BEGIN RECORD LIST

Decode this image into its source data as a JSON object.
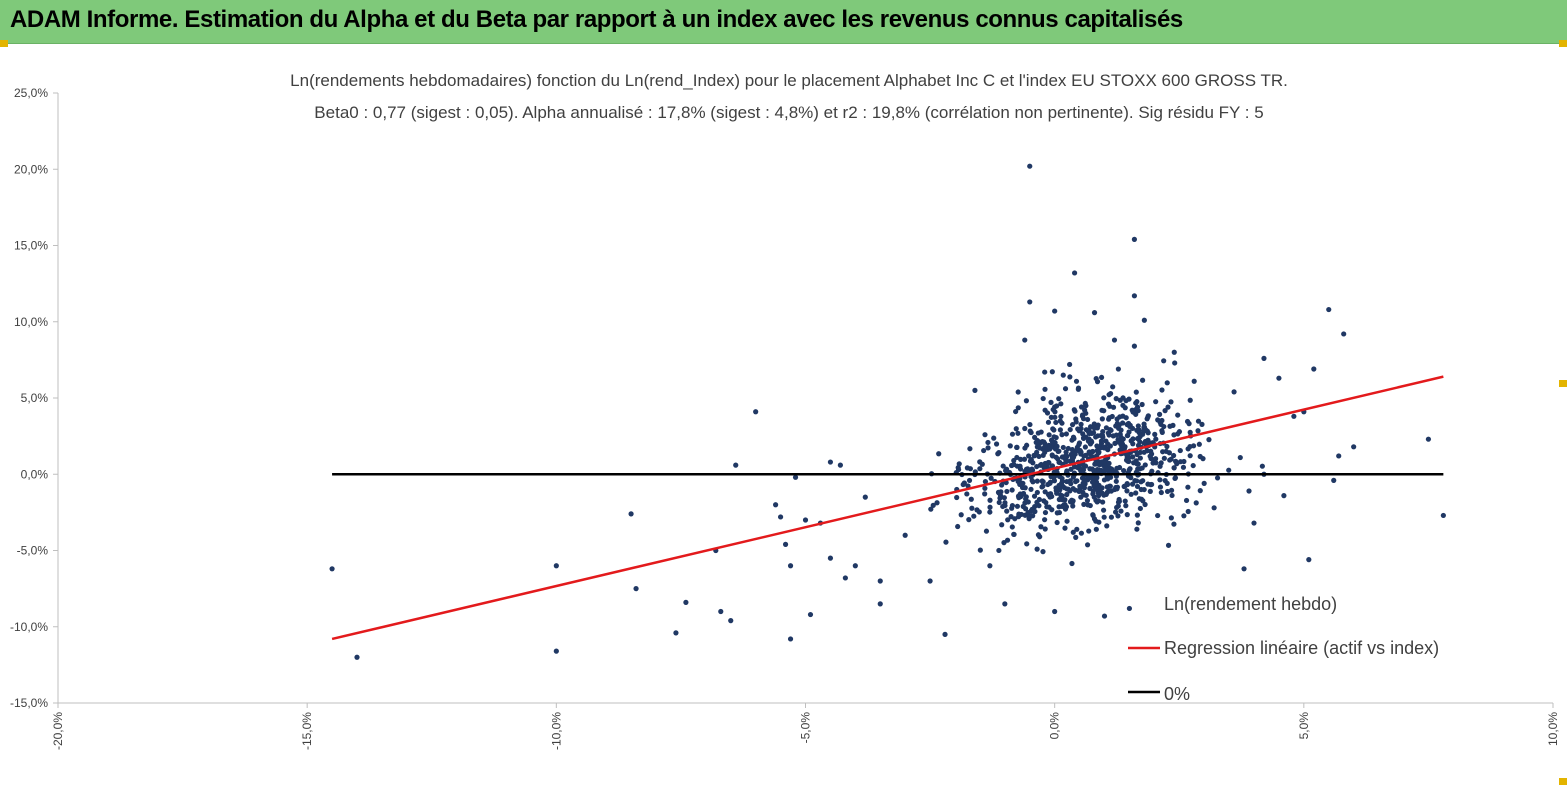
{
  "header": {
    "title": "ADAM Informe. Estimation du Alpha et du Beta par rapport à un index avec les revenus connus capitalisés"
  },
  "colors": {
    "banner": "#7fc97a",
    "points": "#203864",
    "regression": "#e31a1c",
    "zero_line": "#000000",
    "handle": "#e3b400"
  },
  "chart_data": {
    "type": "scatter",
    "title": "Ln(rendements hebdomadaires) fonction du Ln(rend_Index) pour le placement Alphabet Inc C et l'index EU STOXX 600 GROSS TR.",
    "subtitle": "Beta0 : 0,77 (sigest : 0,05). Alpha annualisé : 17,8% (sigest : 4,8%) et r2 : 19,8% (corrélation non pertinente). Sig résidu FY : 5",
    "xlim": [
      -0.2,
      0.1
    ],
    "ylim": [
      -0.15,
      0.25
    ],
    "x_ticks": [
      "-20,0%",
      "-15,0%",
      "-10,0%",
      "-5,0%",
      "0,0%",
      "5,0%",
      "10,0%"
    ],
    "y_ticks": [
      "25,0%",
      "20,0%",
      "15,0%",
      "10,0%",
      "5,0%",
      "0,0%",
      "-5,0%",
      "-10,0%",
      "-15,0%"
    ],
    "grid": false,
    "legend_placement": "bottom-right",
    "series": [
      {
        "name": "Ln(rendement hebdo)",
        "type": "scatter",
        "points": [
          [
            -0.145,
            -0.062
          ],
          [
            -0.14,
            -0.12
          ],
          [
            -0.1,
            -0.06
          ],
          [
            -0.1,
            -0.116
          ],
          [
            -0.085,
            -0.026
          ],
          [
            -0.084,
            -0.075
          ],
          [
            -0.076,
            -0.104
          ],
          [
            -0.074,
            -0.084
          ],
          [
            -0.068,
            -0.05
          ],
          [
            -0.067,
            -0.09
          ],
          [
            -0.065,
            -0.096
          ],
          [
            -0.06,
            0.041
          ],
          [
            -0.053,
            -0.108
          ],
          [
            -0.049,
            -0.092
          ],
          [
            -0.045,
            0.008
          ],
          [
            -0.043,
            0.006
          ],
          [
            -0.042,
            -0.068
          ],
          [
            -0.064,
            0.006
          ],
          [
            -0.056,
            -0.02
          ],
          [
            -0.055,
            -0.028
          ],
          [
            -0.054,
            -0.046
          ],
          [
            -0.053,
            -0.06
          ],
          [
            -0.052,
            -0.002
          ],
          [
            -0.05,
            -0.03
          ],
          [
            -0.047,
            -0.032
          ],
          [
            -0.045,
            -0.055
          ],
          [
            -0.04,
            -0.06
          ],
          [
            -0.038,
            -0.015
          ],
          [
            -0.035,
            -0.07
          ],
          [
            -0.035,
            -0.085
          ],
          [
            -0.03,
            -0.04
          ],
          [
            -0.025,
            -0.07
          ],
          [
            -0.022,
            -0.105
          ],
          [
            0.051,
            -0.056
          ],
          [
            -0.013,
            -0.06
          ],
          [
            -0.01,
            -0.085
          ],
          [
            0.0,
            -0.09
          ],
          [
            0.01,
            -0.093
          ],
          [
            0.015,
            -0.088
          ],
          [
            0.03,
            -0.006
          ],
          [
            0.032,
            -0.022
          ],
          [
            0.036,
            0.054
          ],
          [
            0.038,
            -0.062
          ],
          [
            0.039,
            -0.011
          ],
          [
            0.04,
            -0.032
          ],
          [
            0.042,
            0.0
          ],
          [
            0.042,
            0.076
          ],
          [
            0.045,
            0.063
          ],
          [
            0.046,
            -0.014
          ],
          [
            0.048,
            0.038
          ],
          [
            0.05,
            0.041
          ],
          [
            0.052,
            0.069
          ],
          [
            0.055,
            0.108
          ],
          [
            0.056,
            -0.004
          ],
          [
            0.057,
            0.012
          ],
          [
            0.058,
            0.092
          ],
          [
            0.06,
            0.018
          ],
          [
            0.075,
            0.023
          ],
          [
            0.078,
            -0.027
          ],
          [
            -0.005,
            0.202
          ],
          [
            0.016,
            0.154
          ],
          [
            0.004,
            0.132
          ],
          [
            0.016,
            0.117
          ],
          [
            -0.005,
            0.113
          ],
          [
            0.0,
            0.107
          ],
          [
            0.008,
            0.106
          ],
          [
            -0.016,
            0.055
          ],
          [
            0.028,
            0.061
          ],
          [
            -0.002,
            0.067
          ],
          [
            0.003,
            0.072
          ],
          [
            0.024,
            0.08
          ],
          [
            0.018,
            0.101
          ],
          [
            0.016,
            0.084
          ],
          [
            -0.006,
            0.088
          ],
          [
            0.012,
            0.088
          ]
        ]
      },
      {
        "name": "Regression linéaire (actif vs index)",
        "type": "line",
        "points": [
          [
            -0.145,
            -0.108
          ],
          [
            0.078,
            0.064
          ]
        ]
      },
      {
        "name": "0%",
        "type": "line",
        "points": [
          [
            -0.145,
            0.0
          ],
          [
            0.078,
            0.0
          ]
        ]
      }
    ]
  }
}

END RECORD LIST

◆ YOUR GOAL:
Transcribe the entries above verbatim, omitting their pictures.

◆ RESULT:
Decode this image into its source data as a JSON object.
{
  "header": {
    "title": "ADAM Informe. Estimation du Alpha et du Beta par rapport à un index avec les revenus connus capitalisés"
  },
  "colors": {
    "banner": "#7fc97a",
    "points": "#203864",
    "regression": "#e31a1c",
    "zero_line": "#000000",
    "handle": "#e3b400"
  },
  "chart_data": {
    "type": "scatter",
    "title": "Ln(rendements hebdomadaires) fonction du Ln(rend_Index) pour le placement Alphabet Inc C et l'index EU STOXX 600 GROSS TR.",
    "subtitle": "Beta0 : 0,77 (sigest : 0,05). Alpha annualisé : 17,8% (sigest : 4,8%) et r2 : 19,8% (corrélation non pertinente). Sig résidu FY : 5",
    "xlim": [
      -0.2,
      0.1
    ],
    "ylim": [
      -0.15,
      0.25
    ],
    "x_ticks": [
      "-20,0%",
      "-15,0%",
      "-10,0%",
      "-5,0%",
      "0,0%",
      "5,0%",
      "10,0%"
    ],
    "y_ticks": [
      "25,0%",
      "20,0%",
      "15,0%",
      "10,0%",
      "5,0%",
      "0,0%",
      "-5,0%",
      "-10,0%",
      "-15,0%"
    ],
    "grid": false,
    "legend_placement": "bottom-right",
    "series": [
      {
        "name": "Ln(rendement hebdo)",
        "type": "scatter",
        "points": [
          [
            -0.145,
            -0.062
          ],
          [
            -0.14,
            -0.12
          ],
          [
            -0.1,
            -0.06
          ],
          [
            -0.1,
            -0.116
          ],
          [
            -0.085,
            -0.026
          ],
          [
            -0.084,
            -0.075
          ],
          [
            -0.076,
            -0.104
          ],
          [
            -0.074,
            -0.084
          ],
          [
            -0.068,
            -0.05
          ],
          [
            -0.067,
            -0.09
          ],
          [
            -0.065,
            -0.096
          ],
          [
            -0.06,
            0.041
          ],
          [
            -0.053,
            -0.108
          ],
          [
            -0.049,
            -0.092
          ],
          [
            -0.045,
            0.008
          ],
          [
            -0.043,
            0.006
          ],
          [
            -0.042,
            -0.068
          ],
          [
            -0.064,
            0.006
          ],
          [
            -0.056,
            -0.02
          ],
          [
            -0.055,
            -0.028
          ],
          [
            -0.054,
            -0.046
          ],
          [
            -0.053,
            -0.06
          ],
          [
            -0.052,
            -0.002
          ],
          [
            -0.05,
            -0.03
          ],
          [
            -0.047,
            -0.032
          ],
          [
            -0.045,
            -0.055
          ],
          [
            -0.04,
            -0.06
          ],
          [
            -0.038,
            -0.015
          ],
          [
            -0.035,
            -0.07
          ],
          [
            -0.035,
            -0.085
          ],
          [
            -0.03,
            -0.04
          ],
          [
            -0.025,
            -0.07
          ],
          [
            -0.022,
            -0.105
          ],
          [
            0.051,
            -0.056
          ],
          [
            -0.013,
            -0.06
          ],
          [
            -0.01,
            -0.085
          ],
          [
            0.0,
            -0.09
          ],
          [
            0.01,
            -0.093
          ],
          [
            0.015,
            -0.088
          ],
          [
            0.03,
            -0.006
          ],
          [
            0.032,
            -0.022
          ],
          [
            0.036,
            0.054
          ],
          [
            0.038,
            -0.062
          ],
          [
            0.039,
            -0.011
          ],
          [
            0.04,
            -0.032
          ],
          [
            0.042,
            0.0
          ],
          [
            0.042,
            0.076
          ],
          [
            0.045,
            0.063
          ],
          [
            0.046,
            -0.014
          ],
          [
            0.048,
            0.038
          ],
          [
            0.05,
            0.041
          ],
          [
            0.052,
            0.069
          ],
          [
            0.055,
            0.108
          ],
          [
            0.056,
            -0.004
          ],
          [
            0.057,
            0.012
          ],
          [
            0.058,
            0.092
          ],
          [
            0.06,
            0.018
          ],
          [
            0.075,
            0.023
          ],
          [
            0.078,
            -0.027
          ],
          [
            -0.005,
            0.202
          ],
          [
            0.016,
            0.154
          ],
          [
            0.004,
            0.132
          ],
          [
            0.016,
            0.117
          ],
          [
            -0.005,
            0.113
          ],
          [
            0.0,
            0.107
          ],
          [
            0.008,
            0.106
          ],
          [
            -0.016,
            0.055
          ],
          [
            0.028,
            0.061
          ],
          [
            -0.002,
            0.067
          ],
          [
            0.003,
            0.072
          ],
          [
            0.024,
            0.08
          ],
          [
            0.018,
            0.101
          ],
          [
            0.016,
            0.084
          ],
          [
            -0.006,
            0.088
          ],
          [
            0.012,
            0.088
          ]
        ]
      },
      {
        "name": "Regression linéaire (actif vs index)",
        "type": "line",
        "points": [
          [
            -0.145,
            -0.108
          ],
          [
            0.078,
            0.064
          ]
        ]
      },
      {
        "name": "0%",
        "type": "line",
        "points": [
          [
            -0.145,
            0.0
          ],
          [
            0.078,
            0.0
          ]
        ]
      }
    ]
  }
}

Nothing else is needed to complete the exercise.